### EXERCISE DESCRIPTION
Below are some records; repeat them all exactly, minus the pictures.

### MATERIALS PROVIDED
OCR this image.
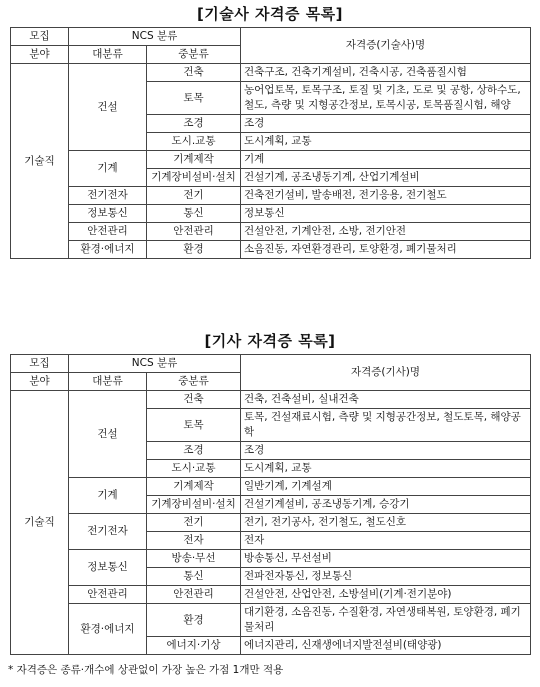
[기술사 자격증 목록]
모집	NCS 분류		자격증(기술사)명
분야	대분류	중분류	
기술직	건설	건축	건축구조, 건축기계설비, 건축시공, 건축품질시험
		토목	농어업토목, 토목구조, 토질 및 기초, 도로 및 공항, 상하수도, 철도, 측량 및 지형공간정보, 토목시공, 토목품질시험, 해양
		조경	조경
		도시.교통	도시계획, 교통
	기계	기계제작	기계
		기계장비설비·설치	건설기계, 공조냉동기계, 산업기계설비
	전기전자	전기	건축전기설비, 발송배전, 전기응용, 전기철도
	정보통신	통신	정보통신
	안전관리	안전관리	건설안전, 기계안전, 소방, 전기안전
	환경·에너지	환경	소음진동, 자연환경관리, 토양환경, 폐기물처리
[기사 자격증 목록]
모집	NCS 분류		자격증(기사)명
분야	대분류	중분류	
기술직	건설	건축	건축, 건축설비, 실내건축
		토목	토목, 건설재료시험, 측량 및 지형공간정보, 철도토목, 해양공학
		조경	조경
		도시·교통	도시계획, 교통
	기계	기계제작	일반기계, 기계설계
		기계장비설비·설치	건설기계설비, 공조냉동기계, 승강기
	전기전자	전기	전기, 전기공사, 전기철도, 철도신호
		전자	전자
	정보통신	방송·무선	방송통신, 무선설비
		통신	전파전자통신, 정보통신
	안전관리	안전관리	건설안전, 산업안전, 소방설비(기계·전기분야)
	환경·에너지	환경	대기환경, 소음진동, 수질환경, 자연생태복원, 토양환경, 폐기물처리
		에너지·기상	에너지관리, 신재생에너지발전설비(태양광)
* 자격증은 종류·개수에 상관없이 가장 높은 가점 1개만 적용
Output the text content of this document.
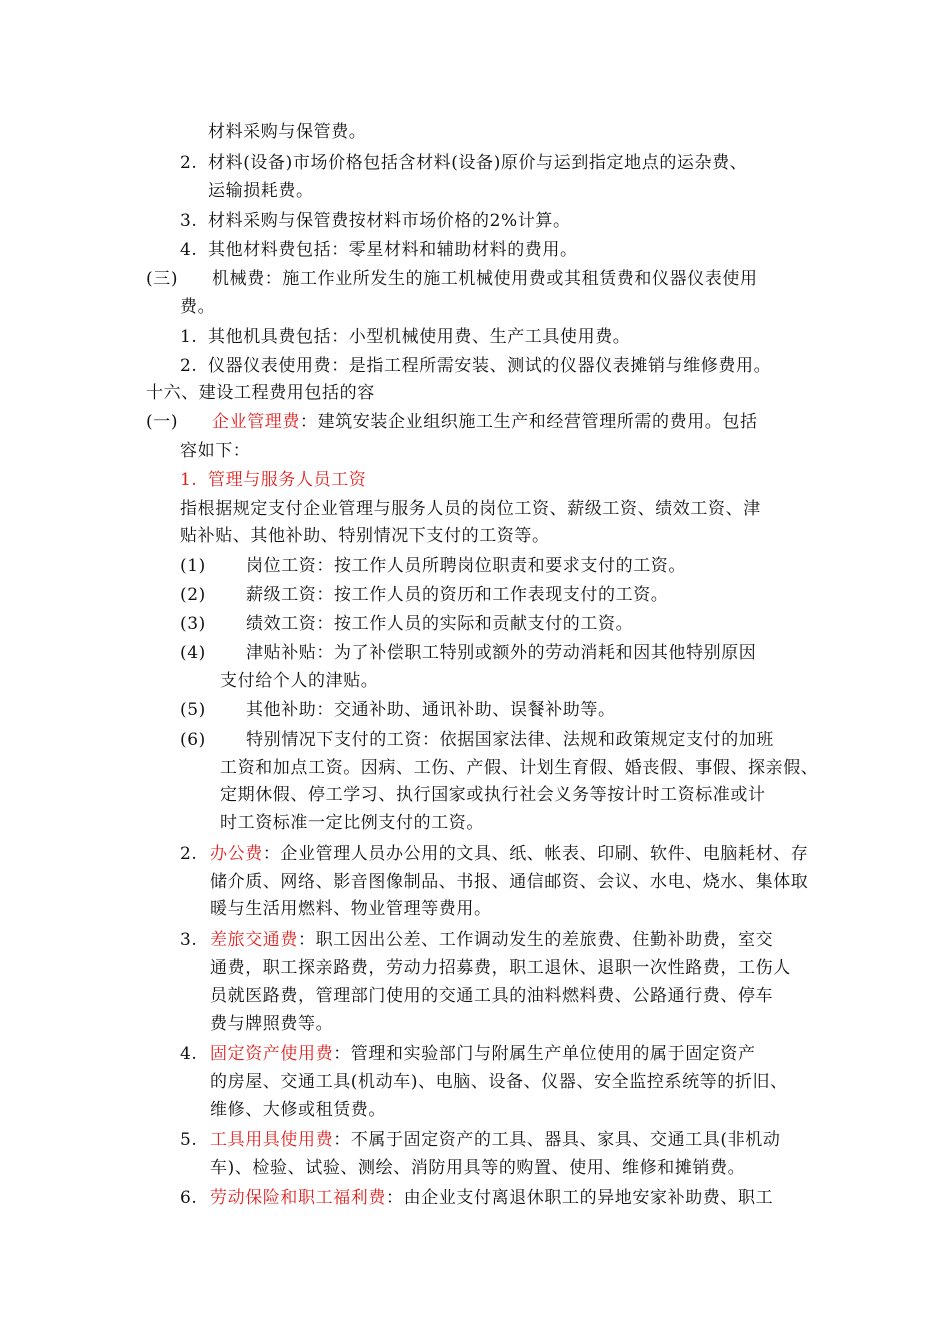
材料采购与保管费。
2. 材料(设备)市场价格包括含材料(设备)原价与运到指定地点的运杂费、
运输损耗费。
3. 材料采购与保管费按材料市场价格的2%计算。
4. 其他材料费包括：零星材料和辅助材料的费用。
(三) 机械费：施工作业所发生的施工机械使用费或其租赁费和仪器仪表使用
费。
1. 其他机具费包括：小型机械使用费、生产工具使用费。
2. 仪器仪表使用费：是指工程所需安装、测试的仪器仪表摊销与维修费用。
十六、建设工程费用包括的容
(一) 企业管理费：建筑安装企业组织施工生产和经营管理所需的费用。包括
容如下：
1. 管理与服务人员工资
指根据规定支付企业管理与服务人员的岗位工资、薪级工资、绩效工资、津
贴补贴、其他补助、特别情况下支付的工资等。
(1) 岗位工资：按工作人员所聘岗位职责和要求支付的工资。
(2) 薪级工资：按工作人员的资历和工作表现支付的工资。
(3) 绩效工资：按工作人员的实际和贡献支付的工资。
(4) 津贴补贴：为了补偿职工特别或额外的劳动消耗和因其他特别原因
支付给个人的津贴。
(5) 其他补助：交通补助、通讯补助、误餐补助等。
(6) 特别情况下支付的工资：依据国家法律、法规和政策规定支付的加班
工资和加点工资。因病、工伤、产假、计划生育假、婚丧假、事假、探亲假、
定期休假、停工学习、执行国家或执行社会义务等按计时工资标准或计
时工资标准一定比例支付的工资。
2. 办公费：企业管理人员办公用的文具、纸、帐表、印刷、软件、电脑耗材、存
储介质、网络、影音图像制品、书报、通信邮资、会议、水电、烧水、集体取
暖与生活用燃料、物业管理等费用。
3. 差旅交通费：职工因出公差、工作调动发生的差旅费、住勤补助费，室交
通费，职工探亲路费，劳动力招募费，职工退休、退职一次性路费，工伤人
员就医路费，管理部门使用的交通工具的油料燃料费、公路通行费、停车
费与牌照费等。
4. 固定资产使用费：管理和实验部门与附属生产单位使用的属于固定资产
的房屋、交通工具(机动车)、电脑、设备、仪器、安全监控系统等的折旧、
维修、大修或租赁费。
5. 工具用具使用费：不属于固定资产的工具、器具、家具、交通工具(非机动
车)、检验、试验、测绘、消防用具等的购置、使用、维修和摊销费。
6. 劳动保险和职工福利费：由企业支付离退休职工的异地安家补助费、职工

### FINISHED EXERCISE
OCR this image.
[기술사 자격증 목록]
모집	NCS 분류		자격증(기술사)명
분야	대분류	중분류	
기술직	건설	건축	건축구조, 건축기계설비, 건축시공, 건축품질시험
		토목	농어업토목, 토목구조, 토질 및 기초, 도로 및 공항, 상하수도, 철도, 측량 및 지형공간정보, 토목시공, 토목품질시험, 해양
		조경	조경
		도시.교통	도시계획, 교통
	기계	기계제작	기계
		기계장비설비·설치	건설기계, 공조냉동기계, 산업기계설비
	전기전자	전기	건축전기설비, 발송배전, 전기응용, 전기철도
	정보통신	통신	정보통신
	안전관리	안전관리	건설안전, 기계안전, 소방, 전기안전
	환경·에너지	환경	소음진동, 자연환경관리, 토양환경, 폐기물처리
[기사 자격증 목록]
모집	NCS 분류		자격증(기사)명
분야	대분류	중분류	
기술직	건설	건축	건축, 건축설비, 실내건축
		토목	토목, 건설재료시험, 측량 및 지형공간정보, 철도토목, 해양공학
		조경	조경
		도시·교통	도시계획, 교통
	기계	기계제작	일반기계, 기계설계
		기계장비설비·설치	건설기계설비, 공조냉동기계, 승강기
	전기전자	전기	전기, 전기공사, 전기철도, 철도신호
		전자	전자
	정보통신	방송·무선	방송통신, 무선설비
		통신	전파전자통신, 정보통신
	안전관리	안전관리	건설안전, 산업안전, 소방설비(기계·전기분야)
	환경·에너지	환경	대기환경, 소음진동, 수질환경, 자연생태복원, 토양환경, 폐기물처리
		에너지·기상	에너지관리, 신재생에너지발전설비(태양광)
* 자격증은 종류·개수에 상관없이 가장 높은 가점 1개만 적용
Output the text content of this document.
材料采购与保管费。
2. 材料(设备)市场价格包括含材料(设备)原价与运到指定地点的运杂费、
运输损耗费。
3. 材料采购与保管费按材料市场价格的2%计算。
4. 其他材料费包括：零星材料和辅助材料的费用。
(三) 机械费：施工作业所发生的施工机械使用费或其租赁费和仪器仪表使用
费。
1. 其他机具费包括：小型机械使用费、生产工具使用费。
2. 仪器仪表使用费：是指工程所需安装、测试的仪器仪表摊销与维修费用。
十六、建设工程费用包括的容
(一) 企业管理费：建筑安装企业组织施工生产和经营管理所需的费用。包括
容如下：
1. 管理与服务人员工资
指根据规定支付企业管理与服务人员的岗位工资、薪级工资、绩效工资、津
贴补贴、其他补助、特别情况下支付的工资等。
(1) 岗位工资：按工作人员所聘岗位职责和要求支付的工资。
(2) 薪级工资：按工作人员的资历和工作表现支付的工资。
(3) 绩效工资：按工作人员的实际和贡献支付的工资。
(4) 津贴补贴：为了补偿职工特别或额外的劳动消耗和因其他特别原因
支付给个人的津贴。
(5) 其他补助：交通补助、通讯补助、误餐补助等。
(6) 特别情况下支付的工资：依据国家法律、法规和政策规定支付的加班
工资和加点工资。因病、工伤、产假、计划生育假、婚丧假、事假、探亲假、
定期休假、停工学习、执行国家或执行社会义务等按计时工资标准或计
时工资标准一定比例支付的工资。
2. 办公费：企业管理人员办公用的文具、纸、帐表、印刷、软件、电脑耗材、存
储介质、网络、影音图像制品、书报、通信邮资、会议、水电、烧水、集体取
暖与生活用燃料、物业管理等费用。
3. 差旅交通费：职工因出公差、工作调动发生的差旅费、住勤补助费，室交
通费，职工探亲路费，劳动力招募费，职工退休、退职一次性路费，工伤人
员就医路费，管理部门使用的交通工具的油料燃料费、公路通行费、停车
费与牌照费等。
4. 固定资产使用费：管理和实验部门与附属生产单位使用的属于固定资产
的房屋、交通工具(机动车)、电脑、设备、仪器、安全监控系统等的折旧、
维修、大修或租赁费。
5. 工具用具使用费：不属于固定资产的工具、器具、家具、交通工具(非机动
车)、检验、试验、测绘、消防用具等的购置、使用、维修和摊销费。
6. 劳动保险和职工福利费：由企业支付离退休职工的异地安家补助费、职工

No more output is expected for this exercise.